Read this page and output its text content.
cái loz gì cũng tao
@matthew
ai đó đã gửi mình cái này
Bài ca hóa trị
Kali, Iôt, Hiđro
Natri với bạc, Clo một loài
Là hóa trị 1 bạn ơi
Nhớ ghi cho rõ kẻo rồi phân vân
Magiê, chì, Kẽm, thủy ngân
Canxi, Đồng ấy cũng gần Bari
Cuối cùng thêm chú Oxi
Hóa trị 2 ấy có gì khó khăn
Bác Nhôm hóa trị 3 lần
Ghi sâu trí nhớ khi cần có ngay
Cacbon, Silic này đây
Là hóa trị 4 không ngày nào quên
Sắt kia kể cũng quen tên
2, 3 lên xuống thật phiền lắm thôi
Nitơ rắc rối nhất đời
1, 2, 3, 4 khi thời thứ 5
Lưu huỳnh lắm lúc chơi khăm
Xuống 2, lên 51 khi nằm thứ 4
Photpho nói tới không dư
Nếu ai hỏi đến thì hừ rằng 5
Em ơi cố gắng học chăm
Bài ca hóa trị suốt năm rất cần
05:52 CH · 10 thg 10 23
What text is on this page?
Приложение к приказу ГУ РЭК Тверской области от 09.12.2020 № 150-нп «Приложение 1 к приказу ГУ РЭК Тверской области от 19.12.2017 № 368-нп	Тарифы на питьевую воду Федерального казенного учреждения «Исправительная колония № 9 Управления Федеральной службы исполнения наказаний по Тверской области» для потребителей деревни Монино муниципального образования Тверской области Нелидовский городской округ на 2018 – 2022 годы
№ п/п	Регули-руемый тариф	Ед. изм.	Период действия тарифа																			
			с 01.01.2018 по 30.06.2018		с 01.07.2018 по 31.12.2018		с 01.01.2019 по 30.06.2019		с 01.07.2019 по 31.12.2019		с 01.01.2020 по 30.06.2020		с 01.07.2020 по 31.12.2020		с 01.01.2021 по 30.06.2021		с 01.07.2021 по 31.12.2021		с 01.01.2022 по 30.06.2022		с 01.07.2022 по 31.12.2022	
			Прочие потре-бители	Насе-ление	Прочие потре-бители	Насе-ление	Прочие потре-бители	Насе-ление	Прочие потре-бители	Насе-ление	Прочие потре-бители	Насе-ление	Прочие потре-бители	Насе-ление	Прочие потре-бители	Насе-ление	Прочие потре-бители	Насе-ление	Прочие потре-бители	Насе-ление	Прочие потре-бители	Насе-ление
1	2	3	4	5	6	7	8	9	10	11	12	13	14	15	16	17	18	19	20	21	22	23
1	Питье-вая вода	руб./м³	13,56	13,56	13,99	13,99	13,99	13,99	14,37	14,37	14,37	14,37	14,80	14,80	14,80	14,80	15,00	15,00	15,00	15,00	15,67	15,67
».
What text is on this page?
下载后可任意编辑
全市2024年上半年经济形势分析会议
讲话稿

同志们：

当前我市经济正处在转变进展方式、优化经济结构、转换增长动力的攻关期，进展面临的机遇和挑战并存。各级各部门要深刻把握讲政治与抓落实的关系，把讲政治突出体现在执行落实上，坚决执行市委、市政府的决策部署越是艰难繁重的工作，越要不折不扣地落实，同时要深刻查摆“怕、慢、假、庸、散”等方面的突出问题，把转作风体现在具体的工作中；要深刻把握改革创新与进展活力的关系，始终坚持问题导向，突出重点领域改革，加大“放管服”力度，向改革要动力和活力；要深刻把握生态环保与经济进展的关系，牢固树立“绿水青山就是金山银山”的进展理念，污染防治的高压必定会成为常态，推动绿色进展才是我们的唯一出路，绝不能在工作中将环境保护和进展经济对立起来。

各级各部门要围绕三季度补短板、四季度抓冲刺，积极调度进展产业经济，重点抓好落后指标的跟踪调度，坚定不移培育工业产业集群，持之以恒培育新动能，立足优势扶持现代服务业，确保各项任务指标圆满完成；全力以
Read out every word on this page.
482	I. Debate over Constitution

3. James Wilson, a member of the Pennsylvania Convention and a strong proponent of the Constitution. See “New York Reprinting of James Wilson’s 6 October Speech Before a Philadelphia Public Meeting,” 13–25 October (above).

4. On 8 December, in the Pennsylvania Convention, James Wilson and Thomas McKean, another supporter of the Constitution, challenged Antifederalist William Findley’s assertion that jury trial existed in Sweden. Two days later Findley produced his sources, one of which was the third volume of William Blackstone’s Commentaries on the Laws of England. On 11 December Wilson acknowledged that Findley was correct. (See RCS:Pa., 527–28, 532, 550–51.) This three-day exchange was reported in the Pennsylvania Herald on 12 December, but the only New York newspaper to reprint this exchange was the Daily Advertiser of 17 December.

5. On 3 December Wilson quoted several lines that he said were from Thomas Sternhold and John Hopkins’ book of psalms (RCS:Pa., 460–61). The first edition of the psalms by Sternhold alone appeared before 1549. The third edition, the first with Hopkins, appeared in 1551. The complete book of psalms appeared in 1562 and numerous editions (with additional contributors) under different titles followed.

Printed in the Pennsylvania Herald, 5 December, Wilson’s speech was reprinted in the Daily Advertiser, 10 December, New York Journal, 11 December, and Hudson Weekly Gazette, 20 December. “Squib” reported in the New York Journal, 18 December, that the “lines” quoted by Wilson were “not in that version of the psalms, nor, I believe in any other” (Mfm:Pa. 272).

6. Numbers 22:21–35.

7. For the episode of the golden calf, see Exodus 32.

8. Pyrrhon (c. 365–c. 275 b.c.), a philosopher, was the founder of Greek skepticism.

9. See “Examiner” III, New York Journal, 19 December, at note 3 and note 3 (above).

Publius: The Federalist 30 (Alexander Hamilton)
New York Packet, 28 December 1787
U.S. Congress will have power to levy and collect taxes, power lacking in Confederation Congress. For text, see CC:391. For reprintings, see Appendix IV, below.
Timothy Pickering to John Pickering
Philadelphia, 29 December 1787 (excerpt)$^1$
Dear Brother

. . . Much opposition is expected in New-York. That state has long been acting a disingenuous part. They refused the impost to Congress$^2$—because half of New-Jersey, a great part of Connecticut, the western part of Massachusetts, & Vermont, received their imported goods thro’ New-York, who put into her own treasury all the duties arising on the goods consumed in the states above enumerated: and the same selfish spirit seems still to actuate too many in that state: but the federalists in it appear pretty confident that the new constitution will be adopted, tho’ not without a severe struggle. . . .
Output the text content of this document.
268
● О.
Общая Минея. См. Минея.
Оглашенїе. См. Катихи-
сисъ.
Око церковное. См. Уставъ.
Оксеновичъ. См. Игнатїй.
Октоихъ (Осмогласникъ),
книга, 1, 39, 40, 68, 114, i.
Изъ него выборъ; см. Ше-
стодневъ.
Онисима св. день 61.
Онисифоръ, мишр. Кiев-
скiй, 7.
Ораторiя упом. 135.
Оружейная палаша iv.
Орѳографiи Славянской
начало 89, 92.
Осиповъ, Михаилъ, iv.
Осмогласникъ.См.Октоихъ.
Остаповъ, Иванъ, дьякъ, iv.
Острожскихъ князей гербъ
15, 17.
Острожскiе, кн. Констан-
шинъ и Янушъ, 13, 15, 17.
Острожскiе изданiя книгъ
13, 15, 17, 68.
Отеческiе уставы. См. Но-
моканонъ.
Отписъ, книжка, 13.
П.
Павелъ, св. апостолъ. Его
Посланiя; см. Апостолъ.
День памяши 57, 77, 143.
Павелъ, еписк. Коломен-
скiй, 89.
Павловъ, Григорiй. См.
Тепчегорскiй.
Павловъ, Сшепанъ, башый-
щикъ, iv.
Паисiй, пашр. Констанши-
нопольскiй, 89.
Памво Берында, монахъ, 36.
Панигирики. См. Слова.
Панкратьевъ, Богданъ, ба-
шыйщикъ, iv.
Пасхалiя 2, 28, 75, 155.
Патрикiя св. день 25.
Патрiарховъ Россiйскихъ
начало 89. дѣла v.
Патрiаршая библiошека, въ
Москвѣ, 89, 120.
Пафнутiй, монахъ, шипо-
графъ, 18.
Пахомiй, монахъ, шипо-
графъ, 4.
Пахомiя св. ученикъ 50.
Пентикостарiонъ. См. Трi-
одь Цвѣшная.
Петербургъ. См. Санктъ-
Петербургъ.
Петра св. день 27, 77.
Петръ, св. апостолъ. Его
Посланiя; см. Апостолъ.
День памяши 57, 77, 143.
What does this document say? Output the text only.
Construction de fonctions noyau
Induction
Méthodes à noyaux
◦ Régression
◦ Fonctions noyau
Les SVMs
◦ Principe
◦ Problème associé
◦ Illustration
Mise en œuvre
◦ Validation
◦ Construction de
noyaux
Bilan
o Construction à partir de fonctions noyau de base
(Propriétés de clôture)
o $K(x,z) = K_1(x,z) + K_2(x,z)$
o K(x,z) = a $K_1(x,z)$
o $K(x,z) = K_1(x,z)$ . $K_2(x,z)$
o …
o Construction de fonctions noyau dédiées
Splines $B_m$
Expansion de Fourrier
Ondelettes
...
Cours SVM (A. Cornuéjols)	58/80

----

Go through the preceding material and copy each line that has the word "Construction".

[SOLUTION FOR THIS PROBLEM]:
Construction de fonctions noyau
◦ Construction de
o Construction à partir de fonctions noyau de base
o Construction de fonctions noyau dédiées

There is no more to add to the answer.